** Records provided **
[Start]

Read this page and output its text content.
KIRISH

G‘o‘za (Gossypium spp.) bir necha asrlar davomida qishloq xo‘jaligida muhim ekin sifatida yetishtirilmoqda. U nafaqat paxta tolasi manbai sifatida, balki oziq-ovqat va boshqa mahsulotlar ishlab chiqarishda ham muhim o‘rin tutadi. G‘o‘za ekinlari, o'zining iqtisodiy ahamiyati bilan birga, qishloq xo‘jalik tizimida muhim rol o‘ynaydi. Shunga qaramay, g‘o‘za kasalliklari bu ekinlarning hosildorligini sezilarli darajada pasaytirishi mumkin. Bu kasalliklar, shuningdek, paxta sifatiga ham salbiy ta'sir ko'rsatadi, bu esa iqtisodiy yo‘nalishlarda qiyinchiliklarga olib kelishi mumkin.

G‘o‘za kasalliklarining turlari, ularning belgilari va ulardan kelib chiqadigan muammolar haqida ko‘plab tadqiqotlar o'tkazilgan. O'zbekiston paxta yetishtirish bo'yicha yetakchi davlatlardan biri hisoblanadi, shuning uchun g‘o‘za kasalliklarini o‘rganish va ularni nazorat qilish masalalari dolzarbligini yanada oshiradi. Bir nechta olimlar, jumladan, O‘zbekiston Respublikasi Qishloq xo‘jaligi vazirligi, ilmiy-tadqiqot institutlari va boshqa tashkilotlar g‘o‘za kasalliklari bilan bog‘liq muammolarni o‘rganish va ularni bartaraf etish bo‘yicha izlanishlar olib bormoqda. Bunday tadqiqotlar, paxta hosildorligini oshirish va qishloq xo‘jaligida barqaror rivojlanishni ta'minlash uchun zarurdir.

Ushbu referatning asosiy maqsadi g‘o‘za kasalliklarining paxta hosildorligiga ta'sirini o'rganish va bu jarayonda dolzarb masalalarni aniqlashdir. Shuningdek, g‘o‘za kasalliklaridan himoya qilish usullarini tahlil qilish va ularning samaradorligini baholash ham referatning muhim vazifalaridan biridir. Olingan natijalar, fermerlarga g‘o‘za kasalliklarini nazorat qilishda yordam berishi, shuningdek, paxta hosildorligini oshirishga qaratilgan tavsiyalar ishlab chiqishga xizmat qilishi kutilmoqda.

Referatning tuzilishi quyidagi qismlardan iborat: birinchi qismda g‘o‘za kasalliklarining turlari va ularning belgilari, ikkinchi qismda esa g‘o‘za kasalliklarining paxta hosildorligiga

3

[End]
[Start]

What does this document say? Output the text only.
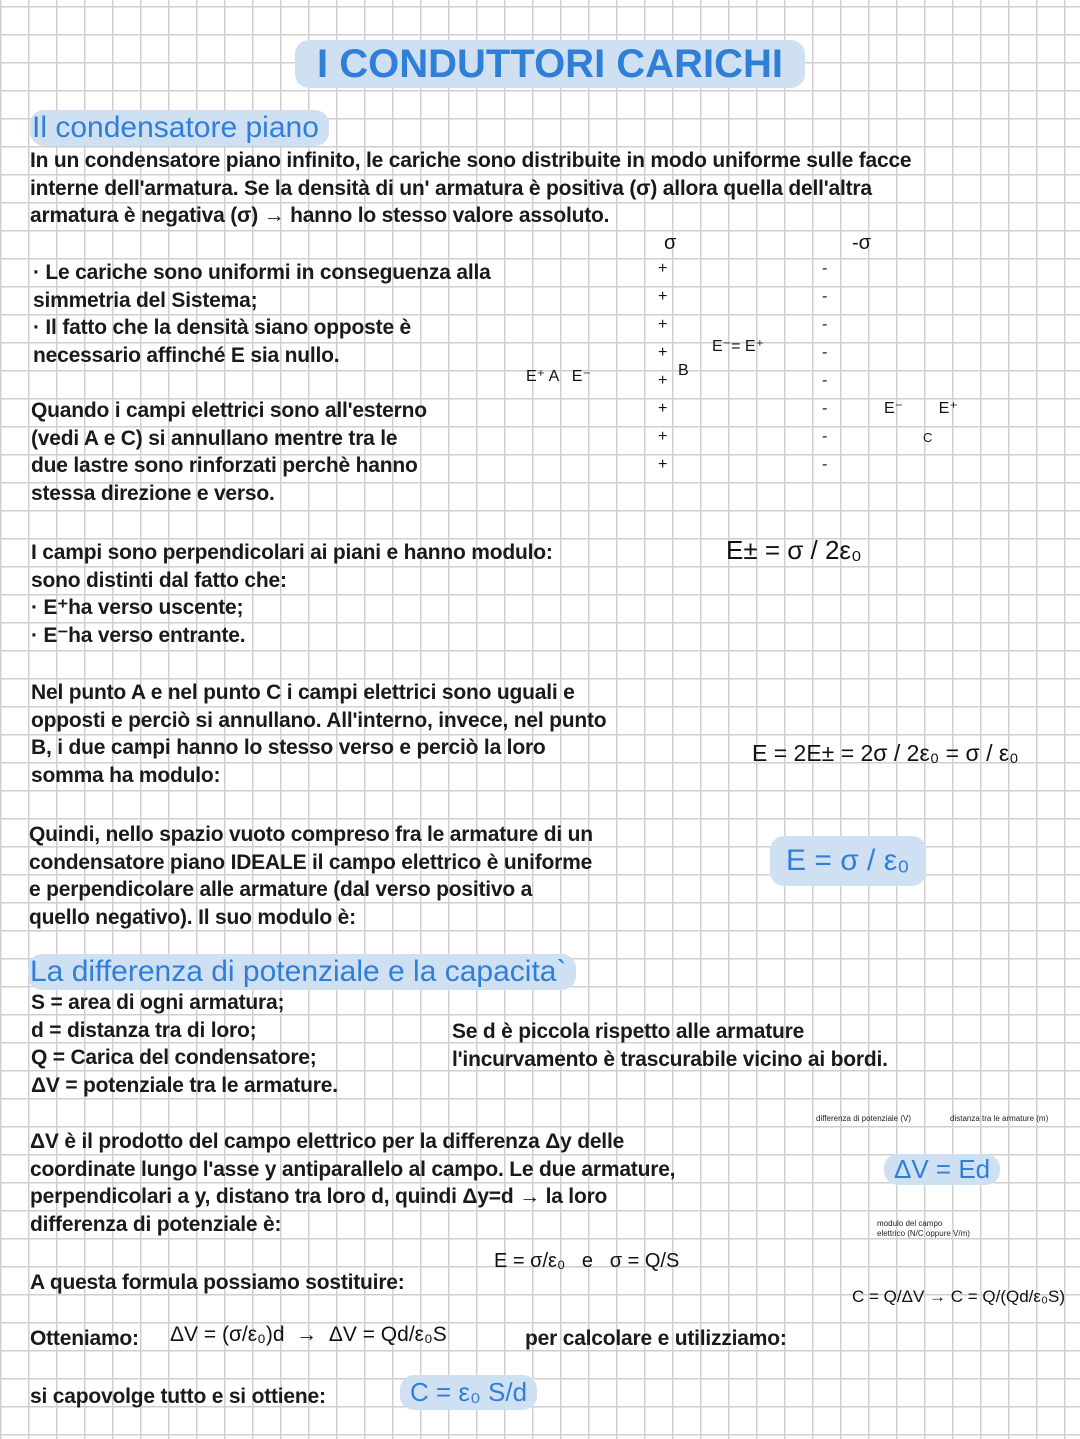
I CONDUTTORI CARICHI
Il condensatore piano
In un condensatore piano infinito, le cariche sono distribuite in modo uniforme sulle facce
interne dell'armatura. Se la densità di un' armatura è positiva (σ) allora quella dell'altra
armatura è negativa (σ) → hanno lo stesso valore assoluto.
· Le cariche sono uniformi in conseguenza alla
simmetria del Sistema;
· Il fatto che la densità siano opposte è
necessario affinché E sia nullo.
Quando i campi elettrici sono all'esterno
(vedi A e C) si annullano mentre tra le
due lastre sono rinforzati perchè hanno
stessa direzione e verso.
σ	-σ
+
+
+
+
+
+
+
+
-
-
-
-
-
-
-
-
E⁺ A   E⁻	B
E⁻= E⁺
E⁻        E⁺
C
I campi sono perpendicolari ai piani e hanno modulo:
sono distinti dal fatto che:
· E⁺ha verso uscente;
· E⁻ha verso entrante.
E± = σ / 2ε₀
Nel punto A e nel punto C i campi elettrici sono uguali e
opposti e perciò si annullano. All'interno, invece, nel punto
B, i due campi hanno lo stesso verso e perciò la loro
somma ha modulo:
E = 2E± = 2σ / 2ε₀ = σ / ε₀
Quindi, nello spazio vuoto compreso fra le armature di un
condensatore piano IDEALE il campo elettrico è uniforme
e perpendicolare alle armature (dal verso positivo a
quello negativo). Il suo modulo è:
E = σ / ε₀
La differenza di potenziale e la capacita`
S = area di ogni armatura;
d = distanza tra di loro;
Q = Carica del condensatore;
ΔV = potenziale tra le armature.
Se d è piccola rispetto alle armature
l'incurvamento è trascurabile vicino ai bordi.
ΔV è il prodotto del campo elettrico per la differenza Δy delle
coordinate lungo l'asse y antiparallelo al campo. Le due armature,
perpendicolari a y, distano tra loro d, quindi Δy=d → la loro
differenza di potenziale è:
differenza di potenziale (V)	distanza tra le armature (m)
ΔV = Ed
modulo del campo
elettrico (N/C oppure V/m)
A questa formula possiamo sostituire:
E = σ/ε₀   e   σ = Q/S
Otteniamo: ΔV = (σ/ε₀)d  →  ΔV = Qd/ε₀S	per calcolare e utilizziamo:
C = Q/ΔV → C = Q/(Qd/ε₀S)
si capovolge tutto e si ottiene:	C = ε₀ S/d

[End]
[Start]

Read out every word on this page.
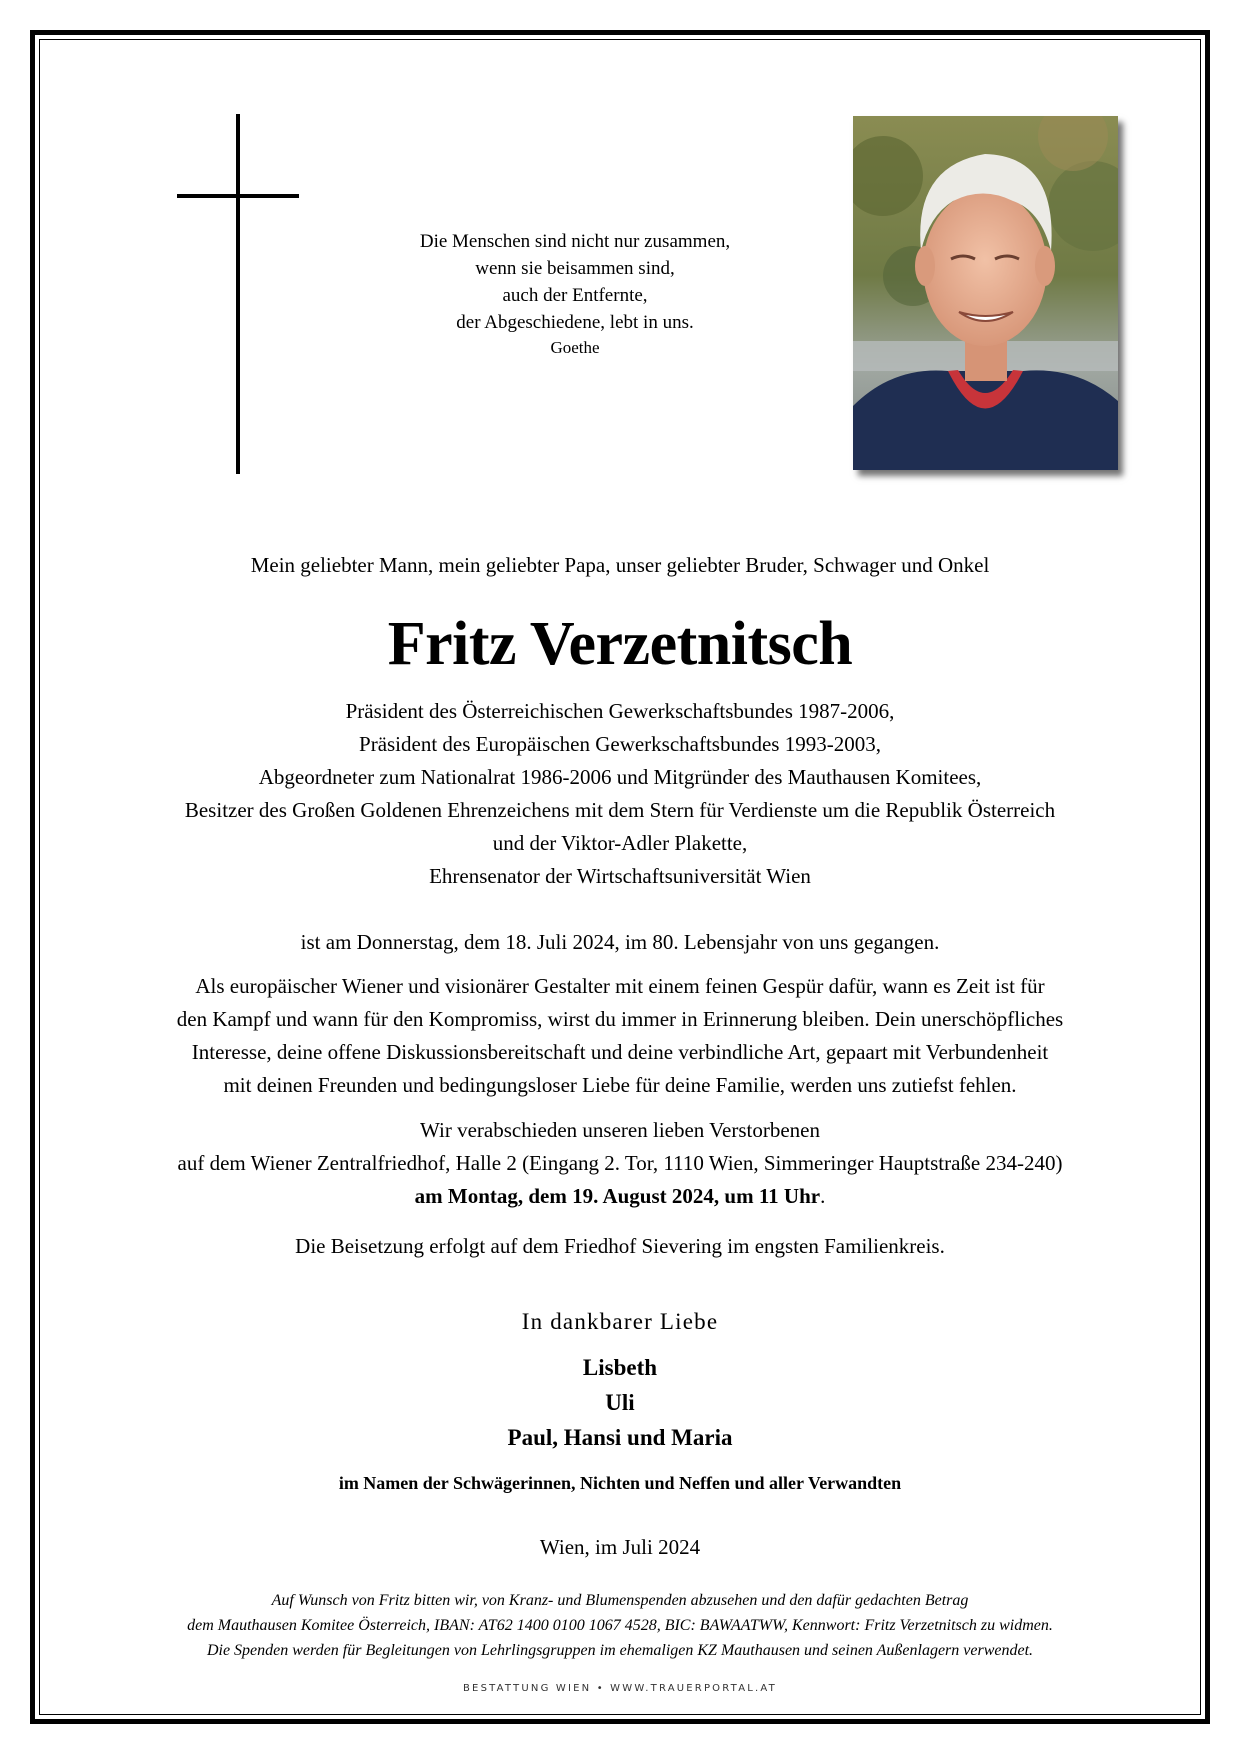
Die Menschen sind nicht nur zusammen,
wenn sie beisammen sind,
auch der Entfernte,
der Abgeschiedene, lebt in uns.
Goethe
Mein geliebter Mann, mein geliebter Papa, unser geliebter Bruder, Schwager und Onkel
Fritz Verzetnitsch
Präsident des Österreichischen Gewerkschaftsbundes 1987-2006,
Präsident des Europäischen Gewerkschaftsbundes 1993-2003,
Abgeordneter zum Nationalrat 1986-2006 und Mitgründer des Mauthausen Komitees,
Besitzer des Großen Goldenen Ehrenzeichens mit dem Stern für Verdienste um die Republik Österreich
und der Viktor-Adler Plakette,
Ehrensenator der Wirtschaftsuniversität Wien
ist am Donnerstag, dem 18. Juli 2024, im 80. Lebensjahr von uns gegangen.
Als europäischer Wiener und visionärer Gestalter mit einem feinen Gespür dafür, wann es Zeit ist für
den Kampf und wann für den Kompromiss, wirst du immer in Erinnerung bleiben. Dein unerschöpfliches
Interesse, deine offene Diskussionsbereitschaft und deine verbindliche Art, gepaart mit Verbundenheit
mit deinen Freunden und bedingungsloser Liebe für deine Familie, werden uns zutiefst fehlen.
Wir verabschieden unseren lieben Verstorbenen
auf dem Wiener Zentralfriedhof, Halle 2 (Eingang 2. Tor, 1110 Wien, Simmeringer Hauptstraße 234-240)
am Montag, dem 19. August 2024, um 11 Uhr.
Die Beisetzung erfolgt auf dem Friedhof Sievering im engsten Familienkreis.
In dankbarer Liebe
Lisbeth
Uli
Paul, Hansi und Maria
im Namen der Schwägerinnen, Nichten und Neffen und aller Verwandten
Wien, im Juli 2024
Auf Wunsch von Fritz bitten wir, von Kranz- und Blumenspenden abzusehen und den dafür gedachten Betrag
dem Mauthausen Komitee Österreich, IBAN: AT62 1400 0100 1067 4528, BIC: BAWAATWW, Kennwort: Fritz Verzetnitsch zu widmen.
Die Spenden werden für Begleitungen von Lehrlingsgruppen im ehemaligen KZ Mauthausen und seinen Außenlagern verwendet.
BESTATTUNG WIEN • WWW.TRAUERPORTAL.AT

[End]

** Objective **
Give the number of lines above that hold the word "campi", and nothing more.

** The completed task **
4